_INPUT DATA_

==============================

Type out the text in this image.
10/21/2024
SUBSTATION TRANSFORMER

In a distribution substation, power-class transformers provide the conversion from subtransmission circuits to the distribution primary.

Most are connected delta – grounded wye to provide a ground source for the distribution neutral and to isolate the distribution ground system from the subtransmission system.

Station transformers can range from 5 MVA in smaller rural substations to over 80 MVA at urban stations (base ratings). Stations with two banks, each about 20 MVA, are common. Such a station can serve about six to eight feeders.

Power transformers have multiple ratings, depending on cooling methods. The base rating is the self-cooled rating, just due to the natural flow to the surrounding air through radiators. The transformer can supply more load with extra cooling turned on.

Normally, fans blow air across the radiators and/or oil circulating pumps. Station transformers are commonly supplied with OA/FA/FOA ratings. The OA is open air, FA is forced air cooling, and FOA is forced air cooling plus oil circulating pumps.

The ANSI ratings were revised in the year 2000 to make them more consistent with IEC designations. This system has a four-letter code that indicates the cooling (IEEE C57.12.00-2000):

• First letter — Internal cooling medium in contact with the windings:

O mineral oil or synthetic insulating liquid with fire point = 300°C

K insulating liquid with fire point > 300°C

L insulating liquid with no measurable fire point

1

==============================

_TO BE DONE_
Figure out how many lines above include the string "provide", then report that number and nothing else.

_THE OUTPUT_
2